Print the entries below word for word; the pictures stay out of your copy.
-- Start of Material for the task --
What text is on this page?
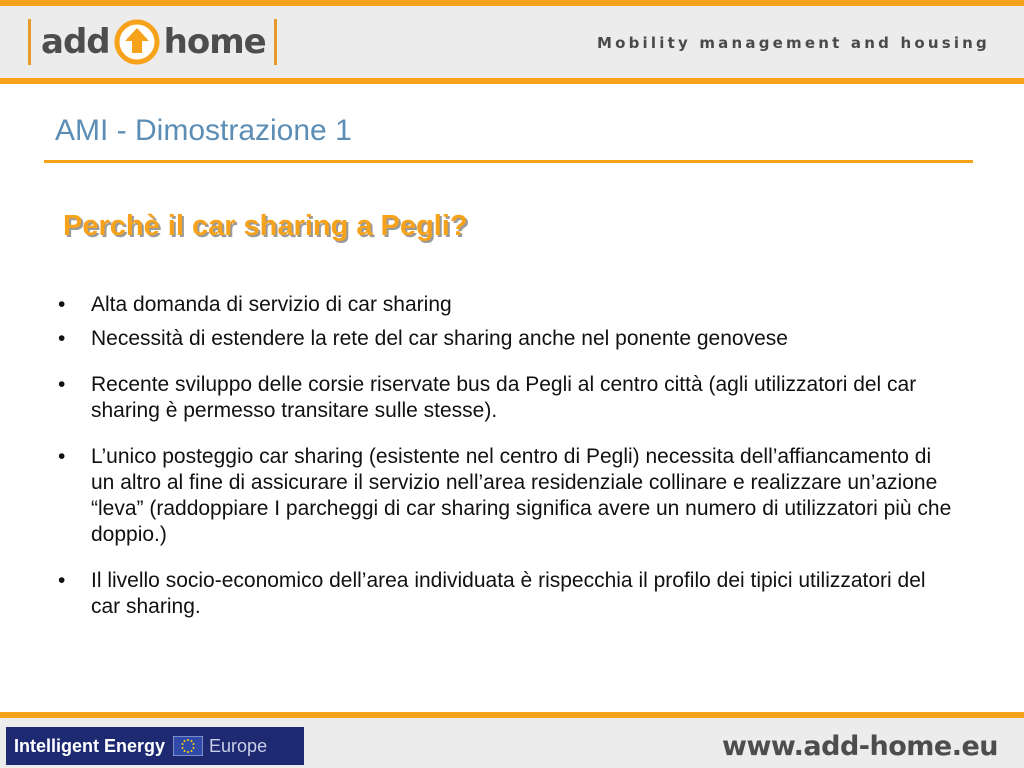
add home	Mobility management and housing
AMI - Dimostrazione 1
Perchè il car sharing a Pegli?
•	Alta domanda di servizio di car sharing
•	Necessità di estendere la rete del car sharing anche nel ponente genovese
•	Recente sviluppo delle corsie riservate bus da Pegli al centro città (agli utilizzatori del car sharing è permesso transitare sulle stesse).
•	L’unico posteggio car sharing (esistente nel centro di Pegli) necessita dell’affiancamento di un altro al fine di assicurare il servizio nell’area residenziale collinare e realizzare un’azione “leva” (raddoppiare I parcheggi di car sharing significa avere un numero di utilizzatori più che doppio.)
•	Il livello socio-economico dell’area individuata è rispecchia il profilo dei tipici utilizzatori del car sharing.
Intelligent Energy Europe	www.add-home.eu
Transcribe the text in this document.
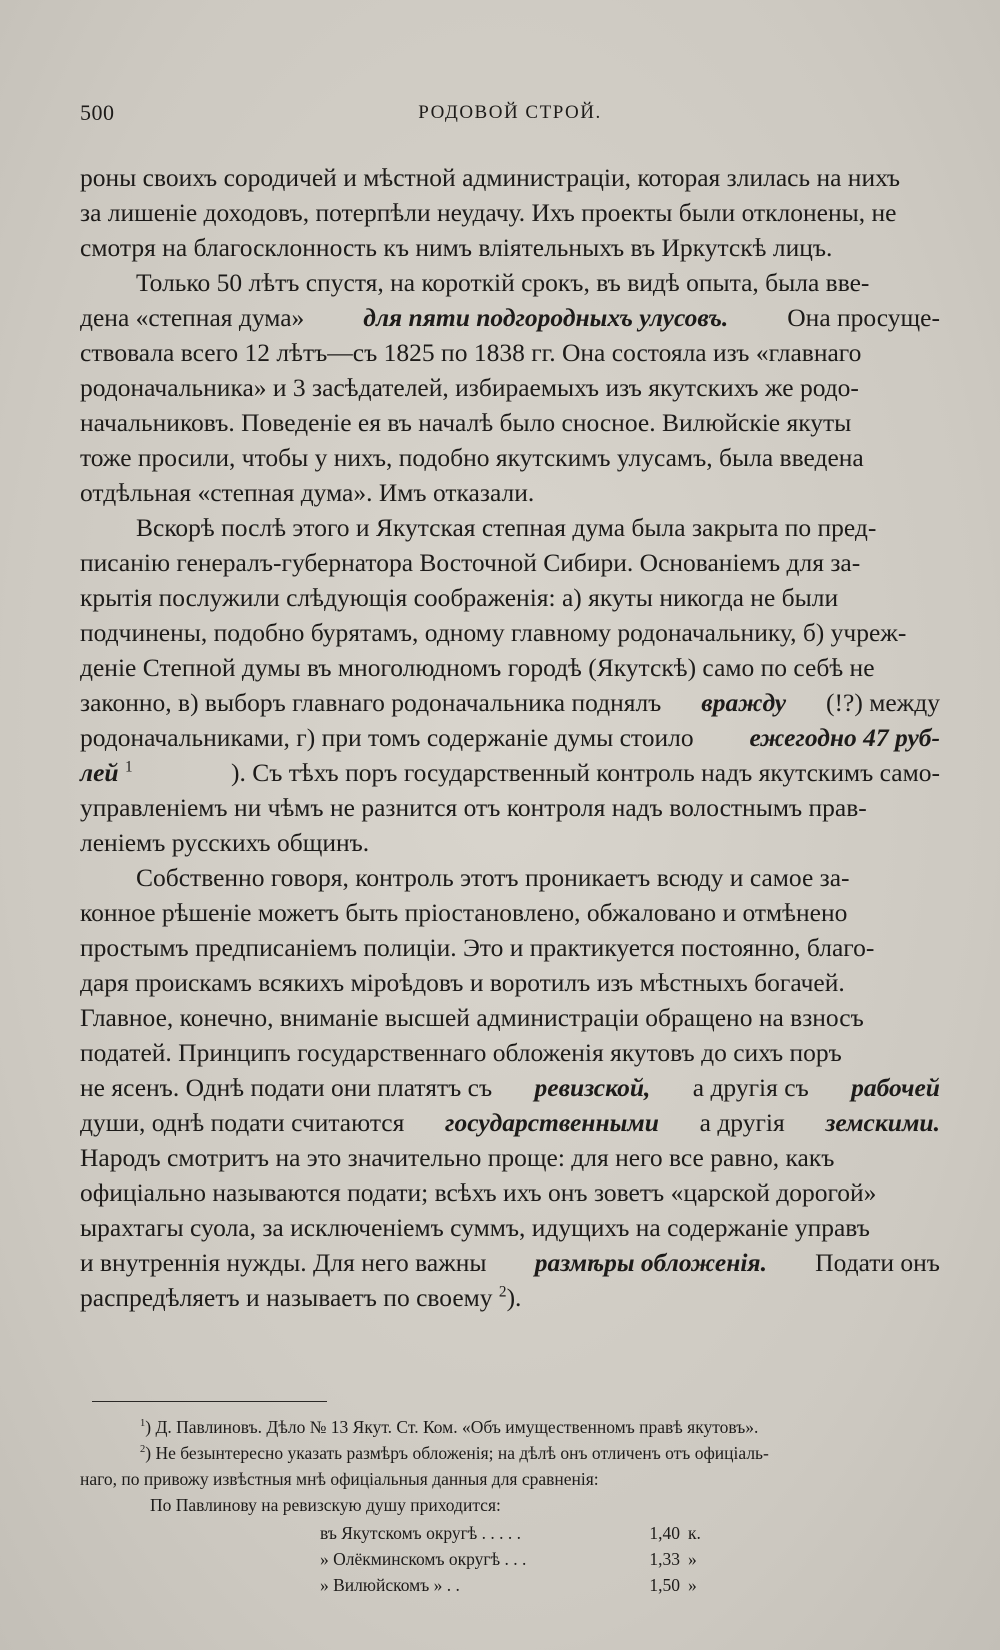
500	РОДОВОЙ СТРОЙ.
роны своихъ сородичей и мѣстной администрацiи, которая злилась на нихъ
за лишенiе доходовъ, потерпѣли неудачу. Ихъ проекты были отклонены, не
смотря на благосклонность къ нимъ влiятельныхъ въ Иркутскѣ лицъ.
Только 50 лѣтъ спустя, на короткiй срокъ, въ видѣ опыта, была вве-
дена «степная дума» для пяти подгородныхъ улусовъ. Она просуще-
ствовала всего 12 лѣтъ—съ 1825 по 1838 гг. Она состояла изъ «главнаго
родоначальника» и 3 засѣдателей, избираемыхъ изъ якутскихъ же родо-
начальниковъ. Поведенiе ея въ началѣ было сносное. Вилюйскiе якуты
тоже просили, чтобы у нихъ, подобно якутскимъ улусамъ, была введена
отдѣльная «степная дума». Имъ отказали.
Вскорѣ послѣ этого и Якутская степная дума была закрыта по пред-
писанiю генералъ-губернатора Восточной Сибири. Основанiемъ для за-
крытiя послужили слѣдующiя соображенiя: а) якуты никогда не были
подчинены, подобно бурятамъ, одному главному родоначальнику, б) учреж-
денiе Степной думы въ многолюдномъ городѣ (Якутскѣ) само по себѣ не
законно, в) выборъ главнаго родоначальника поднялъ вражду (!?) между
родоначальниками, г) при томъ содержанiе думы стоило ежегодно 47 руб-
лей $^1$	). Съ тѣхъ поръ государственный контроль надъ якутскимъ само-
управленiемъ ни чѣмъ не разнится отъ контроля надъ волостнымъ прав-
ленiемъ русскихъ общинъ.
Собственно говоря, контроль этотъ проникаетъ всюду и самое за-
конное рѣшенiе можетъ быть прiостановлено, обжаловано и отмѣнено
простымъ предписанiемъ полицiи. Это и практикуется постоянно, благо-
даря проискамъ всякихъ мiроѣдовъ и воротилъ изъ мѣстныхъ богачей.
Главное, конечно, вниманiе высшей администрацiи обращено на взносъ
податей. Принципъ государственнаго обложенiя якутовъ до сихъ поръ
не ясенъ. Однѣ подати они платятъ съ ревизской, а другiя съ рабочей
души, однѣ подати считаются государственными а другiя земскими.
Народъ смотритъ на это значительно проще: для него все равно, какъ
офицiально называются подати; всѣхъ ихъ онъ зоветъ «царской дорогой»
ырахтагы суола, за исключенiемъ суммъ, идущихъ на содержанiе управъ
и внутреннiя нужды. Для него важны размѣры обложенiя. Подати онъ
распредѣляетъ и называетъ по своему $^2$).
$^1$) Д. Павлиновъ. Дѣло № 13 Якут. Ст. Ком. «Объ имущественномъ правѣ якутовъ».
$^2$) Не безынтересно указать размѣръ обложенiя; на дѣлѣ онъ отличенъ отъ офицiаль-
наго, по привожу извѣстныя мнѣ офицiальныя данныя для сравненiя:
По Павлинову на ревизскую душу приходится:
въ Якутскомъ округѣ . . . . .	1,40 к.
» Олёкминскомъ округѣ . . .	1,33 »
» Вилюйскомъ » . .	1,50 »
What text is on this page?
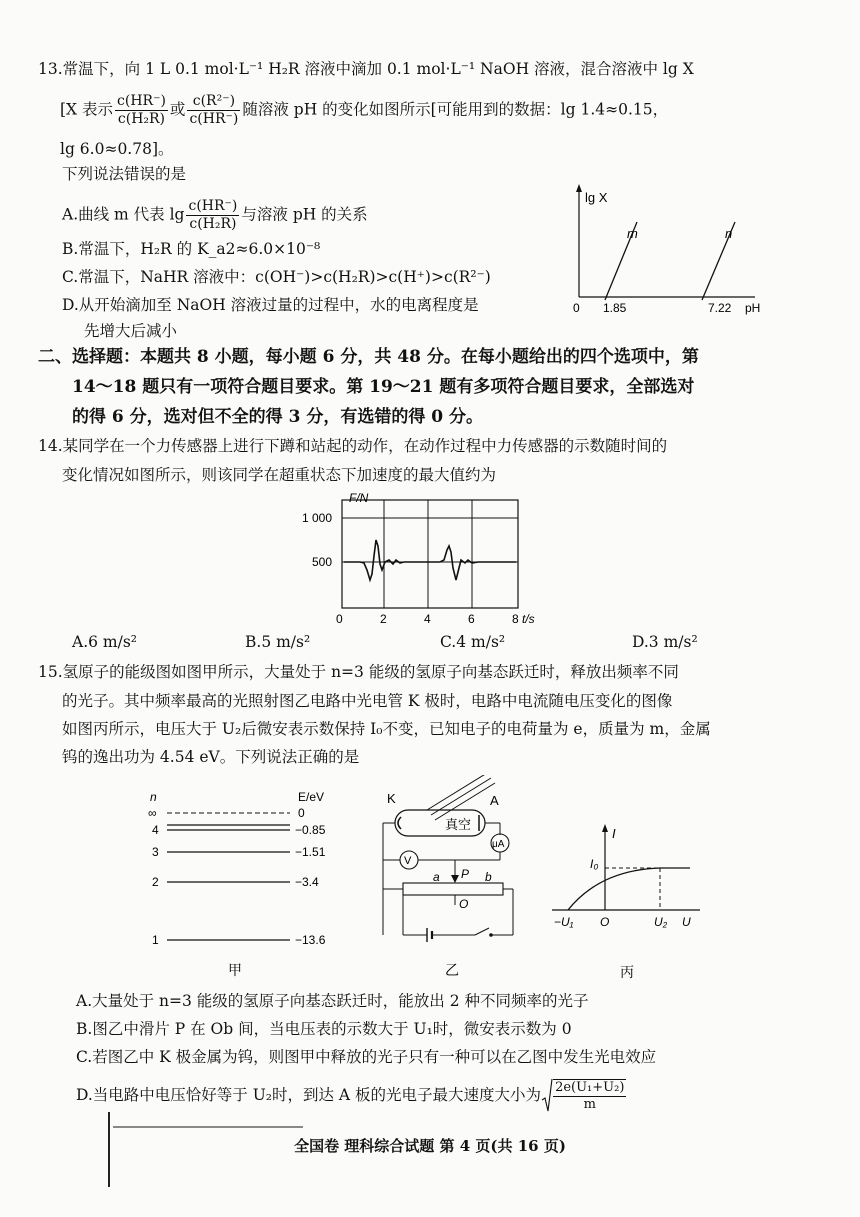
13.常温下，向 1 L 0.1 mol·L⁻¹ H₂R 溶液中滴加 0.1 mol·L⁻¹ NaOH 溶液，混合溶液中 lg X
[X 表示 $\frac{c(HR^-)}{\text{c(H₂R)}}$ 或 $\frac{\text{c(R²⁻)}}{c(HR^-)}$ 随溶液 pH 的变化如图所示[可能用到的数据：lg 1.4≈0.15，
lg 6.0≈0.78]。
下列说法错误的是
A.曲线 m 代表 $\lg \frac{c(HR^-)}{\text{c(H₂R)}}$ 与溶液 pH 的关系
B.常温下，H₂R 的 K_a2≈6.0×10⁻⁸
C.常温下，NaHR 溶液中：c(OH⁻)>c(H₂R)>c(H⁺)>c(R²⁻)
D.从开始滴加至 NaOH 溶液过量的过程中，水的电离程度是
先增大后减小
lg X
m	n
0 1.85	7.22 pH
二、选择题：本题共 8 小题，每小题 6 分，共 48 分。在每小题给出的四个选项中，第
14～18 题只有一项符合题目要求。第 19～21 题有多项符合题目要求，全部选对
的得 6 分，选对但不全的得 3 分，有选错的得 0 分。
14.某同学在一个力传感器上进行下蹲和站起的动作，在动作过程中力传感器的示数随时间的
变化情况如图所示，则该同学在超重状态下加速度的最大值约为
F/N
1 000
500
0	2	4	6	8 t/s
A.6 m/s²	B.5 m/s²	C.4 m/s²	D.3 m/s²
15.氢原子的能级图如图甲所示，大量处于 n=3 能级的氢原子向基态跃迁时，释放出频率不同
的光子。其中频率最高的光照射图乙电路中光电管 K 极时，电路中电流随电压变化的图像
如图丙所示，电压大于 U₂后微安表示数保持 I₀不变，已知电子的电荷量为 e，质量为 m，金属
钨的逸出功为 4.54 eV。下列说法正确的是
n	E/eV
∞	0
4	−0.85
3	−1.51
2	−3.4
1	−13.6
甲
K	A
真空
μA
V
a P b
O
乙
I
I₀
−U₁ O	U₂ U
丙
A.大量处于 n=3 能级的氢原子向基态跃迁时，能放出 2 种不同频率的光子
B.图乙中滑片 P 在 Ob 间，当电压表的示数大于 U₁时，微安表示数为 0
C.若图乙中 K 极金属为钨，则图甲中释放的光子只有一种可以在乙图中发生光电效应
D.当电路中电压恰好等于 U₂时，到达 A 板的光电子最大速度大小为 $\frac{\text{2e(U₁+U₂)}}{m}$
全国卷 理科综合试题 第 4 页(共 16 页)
-- End of Material for the task --
Solution for this task
What text is on this page?
add home	Mobility management and housing
AMI - Dimostrazione 1
Perchè il car sharing a Pegli?
•	Alta domanda di servizio di car sharing
•	Necessità di estendere la rete del car sharing anche nel ponente genovese
•	Recente sviluppo delle corsie riservate bus da Pegli al centro città (agli utilizzatori del car sharing è permesso transitare sulle stesse).
•	L’unico posteggio car sharing (esistente nel centro di Pegli) necessita dell’affiancamento di un altro al fine di assicurare il servizio nell’area residenziale collinare e realizzare un’azione “leva” (raddoppiare I parcheggi di car sharing significa avere un numero di utilizzatori più che doppio.)
•	Il livello socio-economico dell’area individuata è rispecchia il profilo dei tipici utilizzatori del car sharing.
Intelligent Energy Europe	www.add-home.eu
Transcribe the text in this document.
500	РОДОВОЙ СТРОЙ.
роны своихъ сородичей и мѣстной администрацiи, которая злилась на нихъ
за лишенiе доходовъ, потерпѣли неудачу. Ихъ проекты были отклонены, не
смотря на благосклонность къ нимъ влiятельныхъ въ Иркутскѣ лицъ.
Только 50 лѣтъ спустя, на короткiй срокъ, въ видѣ опыта, была вве-
дена «степная дума» для пяти подгородныхъ улусовъ. Она просуще-
ствовала всего 12 лѣтъ—съ 1825 по 1838 гг. Она состояла изъ «главнаго
родоначальника» и 3 засѣдателей, избираемыхъ изъ якутскихъ же родо-
начальниковъ. Поведенiе ея въ началѣ было сносное. Вилюйскiе якуты
тоже просили, чтобы у нихъ, подобно якутскимъ улусамъ, была введена
отдѣльная «степная дума». Имъ отказали.
Вскорѣ послѣ этого и Якутская степная дума была закрыта по пред-
писанiю генералъ-губернатора Восточной Сибири. Основанiемъ для за-
крытiя послужили слѣдующiя соображенiя: а) якуты никогда не были
подчинены, подобно бурятамъ, одному главному родоначальнику, б) учреж-
денiе Степной думы въ многолюдномъ городѣ (Якутскѣ) само по себѣ не
законно, в) выборъ главнаго родоначальника поднялъ вражду (!?) между
родоначальниками, г) при томъ содержанiе думы стоило ежегодно 47 руб-
лей $^1$	). Съ тѣхъ поръ государственный контроль надъ якутскимъ само-
управленiемъ ни чѣмъ не разнится отъ контроля надъ волостнымъ прав-
ленiемъ русскихъ общинъ.
Собственно говоря, контроль этотъ проникаетъ всюду и самое за-
конное рѣшенiе можетъ быть прiостановлено, обжаловано и отмѣнено
простымъ предписанiемъ полицiи. Это и практикуется постоянно, благо-
даря проискамъ всякихъ мiроѣдовъ и воротилъ изъ мѣстныхъ богачей.
Главное, конечно, вниманiе высшей администрацiи обращено на взносъ
податей. Принципъ государственнаго обложенiя якутовъ до сихъ поръ
не ясенъ. Однѣ подати они платятъ съ ревизской, а другiя съ рабочей
души, однѣ подати считаются государственными а другiя земскими.
Народъ смотритъ на это значительно проще: для него все равно, какъ
офицiально называются подати; всѣхъ ихъ онъ зоветъ «царской дорогой»
ырахтагы суола, за исключенiемъ суммъ, идущихъ на содержанiе управъ
и внутреннiя нужды. Для него важны размѣры обложенiя. Подати онъ
распредѣляетъ и называетъ по своему $^2$).
$^1$) Д. Павлиновъ. Дѣло № 13 Якут. Ст. Ком. «Объ имущественномъ правѣ якутовъ».
$^2$) Не безынтересно указать размѣръ обложенiя; на дѣлѣ онъ отличенъ отъ офицiаль-
наго, по привожу извѣстныя мнѣ офицiальныя данныя для сравненiя:
По Павлинову на ревизскую душу приходится:
въ Якутскомъ округѣ . . . . .	1,40 к.
» Олёкминскомъ округѣ . . .	1,33 »
» Вилюйскомъ » . .	1,50 »
What text is on this page?
13.常温下，向 1 L 0.1 mol·L⁻¹ H₂R 溶液中滴加 0.1 mol·L⁻¹ NaOH 溶液，混合溶液中 lg X
[X 表示 $\frac{c(HR^-)}{\text{c(H₂R)}}$ 或 $\frac{\text{c(R²⁻)}}{c(HR^-)}$ 随溶液 pH 的变化如图所示[可能用到的数据：lg 1.4≈0.15，
lg 6.0≈0.78]。
下列说法错误的是
A.曲线 m 代表 $\lg \frac{c(HR^-)}{\text{c(H₂R)}}$ 与溶液 pH 的关系
B.常温下，H₂R 的 K_a2≈6.0×10⁻⁸
C.常温下，NaHR 溶液中：c(OH⁻)>c(H₂R)>c(H⁺)>c(R²⁻)
D.从开始滴加至 NaOH 溶液过量的过程中，水的电离程度是
先增大后减小
lg X
m	n
0 1.85	7.22 pH
二、选择题：本题共 8 小题，每小题 6 分，共 48 分。在每小题给出的四个选项中，第
14～18 题只有一项符合题目要求。第 19～21 题有多项符合题目要求，全部选对
的得 6 分，选对但不全的得 3 分，有选错的得 0 分。
14.某同学在一个力传感器上进行下蹲和站起的动作，在动作过程中力传感器的示数随时间的
变化情况如图所示，则该同学在超重状态下加速度的最大值约为
F/N
1 000
500
0	2	4	6	8 t/s
A.6 m/s²	B.5 m/s²	C.4 m/s²	D.3 m/s²
15.氢原子的能级图如图甲所示，大量处于 n=3 能级的氢原子向基态跃迁时，释放出频率不同
的光子。其中频率最高的光照射图乙电路中光电管 K 极时，电路中电流随电压变化的图像
如图丙所示，电压大于 U₂后微安表示数保持 I₀不变，已知电子的电荷量为 e，质量为 m，金属
钨的逸出功为 4.54 eV。下列说法正确的是
n	E/eV
∞	0
4	−0.85
3	−1.51
2	−3.4
1	−13.6
甲
K	A
真空
μA
V
a P b
O
乙
I
I₀
−U₁ O	U₂ U
丙
A.大量处于 n=3 能级的氢原子向基态跃迁时，能放出 2 种不同频率的光子
B.图乙中滑片 P 在 Ob 间，当电压表的示数大于 U₁时，微安表示数为 0
C.若图乙中 K 极金属为钨，则图甲中释放的光子只有一种可以在乙图中发生光电效应
D.当电路中电压恰好等于 U₂时，到达 A 板的光电子最大速度大小为 $\frac{\text{2e(U₁+U₂)}}{m}$
全国卷 理科综合试题 第 4 页(共 16 页)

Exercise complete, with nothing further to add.